### What is needed
Transcribe every entry word for word. Skip the pictures.

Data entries

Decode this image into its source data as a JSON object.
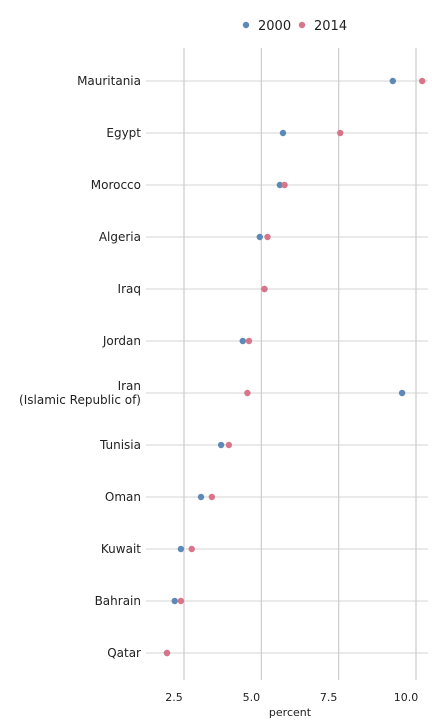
{
  "chart_data": {
    "type": "scatter",
    "xlabel": "percent",
    "x_ticks": [
      "2.5",
      "5.0",
      "7.5",
      "10.0"
    ],
    "x_tick_values": [
      2.5,
      5.0,
      7.5,
      10.0
    ],
    "xlim": [
      1.5,
      10.5
    ],
    "categories": [
      "Mauritania",
      "Egypt",
      "Morocco",
      "Algeria",
      "Iraq",
      "Jordan",
      "Iran\n(Islamic Republic of)",
      "Tunisia",
      "Oman",
      "Kuwait",
      "Bahrain",
      "Qatar"
    ],
    "series": [
      {
        "name": "2000",
        "color": "#5b8ab8",
        "values": [
          9.25,
          5.7,
          5.6,
          4.95,
          5.1,
          4.4,
          9.55,
          3.7,
          3.05,
          2.4,
          2.2,
          1.95
        ]
      },
      {
        "name": "2014",
        "color": "#d9758a",
        "values": [
          10.2,
          7.55,
          5.75,
          5.2,
          5.1,
          4.6,
          4.55,
          3.95,
          3.4,
          2.75,
          2.4,
          1.95
        ]
      }
    ],
    "legend_position": "top",
    "grid": true
  }
}
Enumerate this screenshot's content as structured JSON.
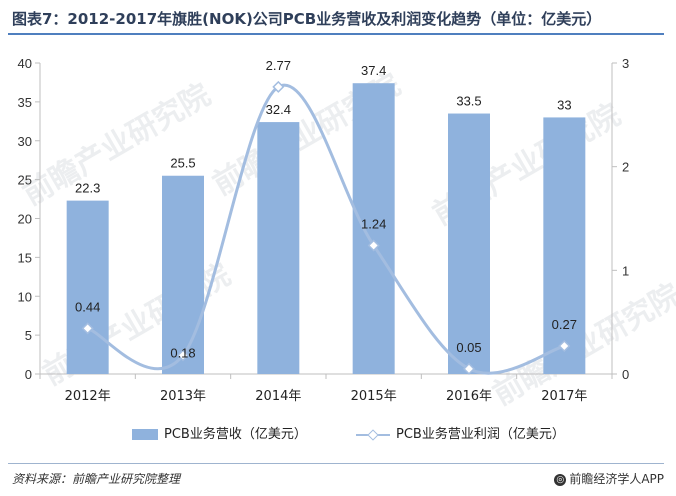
{
  "title": "图表7：2012-2017年旗胜(NOK)公司PCB业务营收及利润变化趋势（单位：亿美元）",
  "source": "资料来源：前瞻产业研究院整理",
  "brand": "前瞻经济学人APP",
  "watermark": "前瞻产业研究院",
  "chart_data": {
    "type": "bar+line",
    "categories": [
      "2012年",
      "2013年",
      "2014年",
      "2015年",
      "2016年",
      "2017年"
    ],
    "series": [
      {
        "name": "PCB业务营收（亿美元）",
        "type": "bar",
        "axis": "left",
        "values": [
          22.3,
          25.5,
          32.4,
          37.4,
          33.5,
          33
        ],
        "labels": [
          "22.3",
          "25.5",
          "32.4",
          "37.4",
          "33.5",
          "33"
        ],
        "color": "#8fb2dd"
      },
      {
        "name": "PCB业务营业利润（亿美元）",
        "type": "line",
        "axis": "right",
        "values": [
          0.44,
          0.18,
          2.77,
          1.24,
          0.05,
          0.27
        ],
        "labels": [
          "0.44",
          "0.18",
          "2.77",
          "1.24",
          "0.05",
          "0.27"
        ],
        "color": "#a3bde0"
      }
    ],
    "ylim_left": [
      0,
      40
    ],
    "yticks_left": [
      0,
      5,
      10,
      15,
      20,
      25,
      30,
      35,
      40
    ],
    "ylim_right": [
      0,
      3
    ],
    "yticks_right": [
      0,
      1,
      2,
      3
    ],
    "grid": false,
    "legend": "bottom"
  }
}
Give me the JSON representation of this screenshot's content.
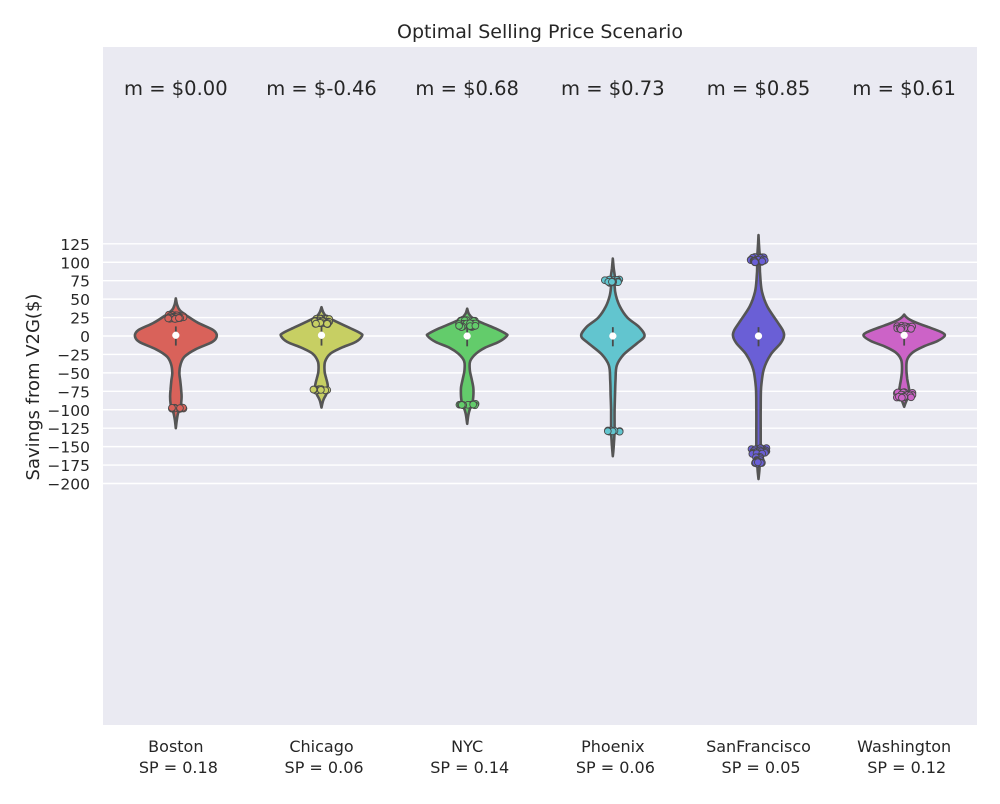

### Solution to this exercise
Decode this image into its source data as a JSON object.
{
  "chart_data": {
    "type": "scatter",
    "xlabel": "percent",
    "x_ticks": [
      "2.5",
      "5.0",
      "7.5",
      "10.0"
    ],
    "x_tick_values": [
      2.5,
      5.0,
      7.5,
      10.0
    ],
    "xlim": [
      1.5,
      10.5
    ],
    "categories": [
      "Mauritania",
      "Egypt",
      "Morocco",
      "Algeria",
      "Iraq",
      "Jordan",
      "Iran\n(Islamic Republic of)",
      "Tunisia",
      "Oman",
      "Kuwait",
      "Bahrain",
      "Qatar"
    ],
    "series": [
      {
        "name": "2000",
        "color": "#5b8ab8",
        "values": [
          9.25,
          5.7,
          5.6,
          4.95,
          5.1,
          4.4,
          9.55,
          3.7,
          3.05,
          2.4,
          2.2,
          1.95
        ]
      },
      {
        "name": "2014",
        "color": "#d9758a",
        "values": [
          10.2,
          7.55,
          5.75,
          5.2,
          5.1,
          4.6,
          4.55,
          3.95,
          3.4,
          2.75,
          2.4,
          1.95
        ]
      }
    ],
    "legend_position": "top",
    "grid": true
  }
}
Enumerate this screenshot's content as structured JSON.
{
  "title": "图表7：2012-2017年旗胜(NOK)公司PCB业务营收及利润变化趋势（单位：亿美元）",
  "source": "资料来源：前瞻产业研究院整理",
  "brand": "前瞻经济学人APP",
  "watermark": "前瞻产业研究院",
  "chart_data": {
    "type": "bar+line",
    "categories": [
      "2012年",
      "2013年",
      "2014年",
      "2015年",
      "2016年",
      "2017年"
    ],
    "series": [
      {
        "name": "PCB业务营收（亿美元）",
        "type": "bar",
        "axis": "left",
        "values": [
          22.3,
          25.5,
          32.4,
          37.4,
          33.5,
          33
        ],
        "labels": [
          "22.3",
          "25.5",
          "32.4",
          "37.4",
          "33.5",
          "33"
        ],
        "color": "#8fb2dd"
      },
      {
        "name": "PCB业务营业利润（亿美元）",
        "type": "line",
        "axis": "right",
        "values": [
          0.44,
          0.18,
          2.77,
          1.24,
          0.05,
          0.27
        ],
        "labels": [
          "0.44",
          "0.18",
          "2.77",
          "1.24",
          "0.05",
          "0.27"
        ],
        "color": "#a3bde0"
      }
    ],
    "ylim_left": [
      0,
      40
    ],
    "yticks_left": [
      0,
      5,
      10,
      15,
      20,
      25,
      30,
      35,
      40
    ],
    "ylim_right": [
      0,
      3
    ],
    "yticks_right": [
      0,
      1,
      2,
      3
    ],
    "grid": false,
    "legend": "bottom"
  }
}
Give me the JSON representation of this screenshot's content.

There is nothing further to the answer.